* DATA SHOWN *
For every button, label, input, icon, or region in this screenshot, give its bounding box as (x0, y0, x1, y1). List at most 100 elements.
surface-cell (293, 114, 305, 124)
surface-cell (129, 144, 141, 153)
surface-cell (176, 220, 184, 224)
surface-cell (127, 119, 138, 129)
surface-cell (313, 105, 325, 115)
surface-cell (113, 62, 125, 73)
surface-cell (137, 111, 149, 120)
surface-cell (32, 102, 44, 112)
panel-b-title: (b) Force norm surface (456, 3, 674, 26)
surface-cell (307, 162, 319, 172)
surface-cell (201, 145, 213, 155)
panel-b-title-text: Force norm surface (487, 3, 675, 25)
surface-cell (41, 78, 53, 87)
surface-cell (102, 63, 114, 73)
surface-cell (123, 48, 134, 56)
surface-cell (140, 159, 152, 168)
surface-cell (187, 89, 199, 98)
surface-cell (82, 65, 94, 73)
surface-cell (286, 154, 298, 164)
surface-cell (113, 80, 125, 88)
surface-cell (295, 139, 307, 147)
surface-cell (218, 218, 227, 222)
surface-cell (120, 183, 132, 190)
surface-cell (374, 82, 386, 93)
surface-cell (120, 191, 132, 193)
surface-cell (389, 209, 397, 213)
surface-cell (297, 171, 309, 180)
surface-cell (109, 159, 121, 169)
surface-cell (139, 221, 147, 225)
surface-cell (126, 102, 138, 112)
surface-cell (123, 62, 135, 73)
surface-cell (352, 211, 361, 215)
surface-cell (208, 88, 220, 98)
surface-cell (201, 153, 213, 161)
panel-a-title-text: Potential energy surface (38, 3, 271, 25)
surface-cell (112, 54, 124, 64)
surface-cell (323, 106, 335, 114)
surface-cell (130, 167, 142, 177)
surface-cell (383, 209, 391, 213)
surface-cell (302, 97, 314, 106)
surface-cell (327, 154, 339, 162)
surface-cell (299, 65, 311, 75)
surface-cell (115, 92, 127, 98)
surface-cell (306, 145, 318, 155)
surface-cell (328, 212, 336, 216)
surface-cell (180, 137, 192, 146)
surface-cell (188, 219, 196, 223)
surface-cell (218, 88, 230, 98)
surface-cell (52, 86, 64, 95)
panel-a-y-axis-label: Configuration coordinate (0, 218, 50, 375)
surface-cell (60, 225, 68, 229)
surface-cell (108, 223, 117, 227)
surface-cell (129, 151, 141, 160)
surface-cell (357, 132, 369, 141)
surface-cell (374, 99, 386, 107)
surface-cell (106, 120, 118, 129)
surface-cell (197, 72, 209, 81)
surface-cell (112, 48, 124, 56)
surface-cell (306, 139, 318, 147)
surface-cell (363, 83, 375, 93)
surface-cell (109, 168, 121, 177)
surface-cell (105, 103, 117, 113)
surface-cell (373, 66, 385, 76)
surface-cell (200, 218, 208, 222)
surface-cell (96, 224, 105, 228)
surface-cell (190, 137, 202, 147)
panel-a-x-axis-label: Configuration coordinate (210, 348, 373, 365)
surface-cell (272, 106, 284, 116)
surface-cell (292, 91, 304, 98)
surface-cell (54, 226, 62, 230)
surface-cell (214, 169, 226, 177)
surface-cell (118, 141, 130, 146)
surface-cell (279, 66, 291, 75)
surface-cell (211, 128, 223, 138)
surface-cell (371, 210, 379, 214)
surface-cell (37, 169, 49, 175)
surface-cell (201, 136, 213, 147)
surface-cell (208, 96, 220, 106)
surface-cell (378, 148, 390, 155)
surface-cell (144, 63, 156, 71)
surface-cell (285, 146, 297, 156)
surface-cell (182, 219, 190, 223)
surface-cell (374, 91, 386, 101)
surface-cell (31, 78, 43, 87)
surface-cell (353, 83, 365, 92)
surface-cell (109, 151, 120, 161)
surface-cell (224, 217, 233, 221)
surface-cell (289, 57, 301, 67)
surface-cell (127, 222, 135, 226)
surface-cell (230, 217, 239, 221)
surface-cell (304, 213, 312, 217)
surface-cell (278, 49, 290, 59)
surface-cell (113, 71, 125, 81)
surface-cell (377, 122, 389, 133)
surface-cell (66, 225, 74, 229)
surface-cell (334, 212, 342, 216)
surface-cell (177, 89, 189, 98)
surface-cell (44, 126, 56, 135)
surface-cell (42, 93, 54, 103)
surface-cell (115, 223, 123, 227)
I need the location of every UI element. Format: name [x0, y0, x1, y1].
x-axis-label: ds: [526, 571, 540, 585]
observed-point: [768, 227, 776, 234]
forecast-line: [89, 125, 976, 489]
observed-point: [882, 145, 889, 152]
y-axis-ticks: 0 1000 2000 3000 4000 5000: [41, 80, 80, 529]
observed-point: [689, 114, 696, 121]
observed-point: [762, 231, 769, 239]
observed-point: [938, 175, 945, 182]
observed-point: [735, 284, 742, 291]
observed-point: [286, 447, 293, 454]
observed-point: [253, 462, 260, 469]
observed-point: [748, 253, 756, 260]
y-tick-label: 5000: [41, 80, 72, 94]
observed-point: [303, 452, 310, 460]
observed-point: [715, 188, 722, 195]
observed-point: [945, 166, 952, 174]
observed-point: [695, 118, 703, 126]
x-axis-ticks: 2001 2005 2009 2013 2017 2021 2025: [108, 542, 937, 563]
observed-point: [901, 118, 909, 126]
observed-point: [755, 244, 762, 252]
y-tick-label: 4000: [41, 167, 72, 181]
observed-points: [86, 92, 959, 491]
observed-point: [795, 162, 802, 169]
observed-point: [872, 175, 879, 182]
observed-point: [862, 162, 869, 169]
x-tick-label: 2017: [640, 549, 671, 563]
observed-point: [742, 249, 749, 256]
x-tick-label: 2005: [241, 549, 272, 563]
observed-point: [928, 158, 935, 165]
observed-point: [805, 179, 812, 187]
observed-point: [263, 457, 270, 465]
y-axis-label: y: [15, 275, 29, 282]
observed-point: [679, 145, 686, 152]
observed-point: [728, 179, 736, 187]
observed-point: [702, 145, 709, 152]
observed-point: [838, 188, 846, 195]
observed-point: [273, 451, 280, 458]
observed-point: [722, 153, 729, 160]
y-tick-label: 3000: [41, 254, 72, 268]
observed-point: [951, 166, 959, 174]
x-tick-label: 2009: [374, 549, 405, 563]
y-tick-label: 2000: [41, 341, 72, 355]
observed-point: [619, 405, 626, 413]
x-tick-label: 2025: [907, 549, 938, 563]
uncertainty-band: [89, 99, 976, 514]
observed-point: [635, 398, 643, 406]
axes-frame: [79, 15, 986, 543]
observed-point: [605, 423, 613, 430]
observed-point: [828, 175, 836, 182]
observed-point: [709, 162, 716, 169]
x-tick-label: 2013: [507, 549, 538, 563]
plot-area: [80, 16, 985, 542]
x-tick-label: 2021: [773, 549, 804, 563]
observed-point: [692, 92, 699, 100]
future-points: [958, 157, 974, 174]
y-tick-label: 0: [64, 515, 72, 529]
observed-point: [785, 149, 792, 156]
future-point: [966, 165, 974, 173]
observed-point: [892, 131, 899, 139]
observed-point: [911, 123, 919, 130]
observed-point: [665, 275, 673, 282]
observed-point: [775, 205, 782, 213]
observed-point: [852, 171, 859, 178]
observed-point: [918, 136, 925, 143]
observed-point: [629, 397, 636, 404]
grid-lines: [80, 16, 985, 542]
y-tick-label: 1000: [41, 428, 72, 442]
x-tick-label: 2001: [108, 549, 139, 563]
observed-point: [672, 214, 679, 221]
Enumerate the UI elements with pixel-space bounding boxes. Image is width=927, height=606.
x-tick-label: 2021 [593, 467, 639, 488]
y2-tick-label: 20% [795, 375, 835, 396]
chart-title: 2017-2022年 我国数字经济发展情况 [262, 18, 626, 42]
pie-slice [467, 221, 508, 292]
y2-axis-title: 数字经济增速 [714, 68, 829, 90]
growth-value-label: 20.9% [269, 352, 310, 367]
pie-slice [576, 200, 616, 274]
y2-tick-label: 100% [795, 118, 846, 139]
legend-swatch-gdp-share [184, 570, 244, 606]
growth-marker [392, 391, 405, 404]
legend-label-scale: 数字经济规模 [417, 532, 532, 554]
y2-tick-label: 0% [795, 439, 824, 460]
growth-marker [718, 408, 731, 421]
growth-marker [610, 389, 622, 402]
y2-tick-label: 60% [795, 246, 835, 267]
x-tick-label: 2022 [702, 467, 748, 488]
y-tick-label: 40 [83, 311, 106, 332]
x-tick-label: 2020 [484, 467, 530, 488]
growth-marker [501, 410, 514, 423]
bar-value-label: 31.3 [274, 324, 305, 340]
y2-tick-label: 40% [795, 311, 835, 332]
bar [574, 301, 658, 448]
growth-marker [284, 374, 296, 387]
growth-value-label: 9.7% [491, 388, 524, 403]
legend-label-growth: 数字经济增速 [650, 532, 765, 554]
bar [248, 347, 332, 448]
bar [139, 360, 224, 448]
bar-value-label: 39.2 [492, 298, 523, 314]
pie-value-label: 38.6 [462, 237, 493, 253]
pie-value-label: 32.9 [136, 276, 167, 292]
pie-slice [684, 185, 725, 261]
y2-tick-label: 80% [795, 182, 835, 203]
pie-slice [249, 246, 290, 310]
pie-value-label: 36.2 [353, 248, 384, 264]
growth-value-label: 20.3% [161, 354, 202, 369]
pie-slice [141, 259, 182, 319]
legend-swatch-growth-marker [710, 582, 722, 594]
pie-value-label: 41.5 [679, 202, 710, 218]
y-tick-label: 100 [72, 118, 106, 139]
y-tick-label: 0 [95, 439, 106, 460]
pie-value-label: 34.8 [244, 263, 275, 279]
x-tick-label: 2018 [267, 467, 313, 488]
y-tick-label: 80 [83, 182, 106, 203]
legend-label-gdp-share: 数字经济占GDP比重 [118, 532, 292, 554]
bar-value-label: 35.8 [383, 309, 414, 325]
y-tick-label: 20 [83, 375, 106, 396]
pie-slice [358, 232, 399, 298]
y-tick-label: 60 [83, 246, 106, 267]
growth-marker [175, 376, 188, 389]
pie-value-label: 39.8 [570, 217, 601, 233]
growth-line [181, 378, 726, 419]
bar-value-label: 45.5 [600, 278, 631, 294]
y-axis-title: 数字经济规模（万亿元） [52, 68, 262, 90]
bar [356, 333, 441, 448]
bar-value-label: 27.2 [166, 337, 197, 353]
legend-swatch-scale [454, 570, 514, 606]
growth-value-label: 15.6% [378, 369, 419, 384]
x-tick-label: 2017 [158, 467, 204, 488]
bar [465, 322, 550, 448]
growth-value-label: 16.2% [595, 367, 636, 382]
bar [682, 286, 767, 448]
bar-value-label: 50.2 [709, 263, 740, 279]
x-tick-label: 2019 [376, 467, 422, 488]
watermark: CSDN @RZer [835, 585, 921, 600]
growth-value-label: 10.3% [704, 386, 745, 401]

* PROBLEM TO WORK ON *
Rewrite the rows from the start through the line containing "surface-cell (137, 111, 149, 120)", putting "grid-cell" wherever "surface-cell" appears and leaving everything else unchanged. Give only those lines.

* ANSWER TO THE PROBLEM *
For every button, label, input, icon, or region in this screenshot, give its bounding box as (x0, y0, x1, y1). List at most 100 elements.
grid-cell (293, 114, 305, 124)
grid-cell (129, 144, 141, 153)
grid-cell (176, 220, 184, 224)
grid-cell (127, 119, 138, 129)
grid-cell (313, 105, 325, 115)
grid-cell (113, 62, 125, 73)
grid-cell (137, 111, 149, 120)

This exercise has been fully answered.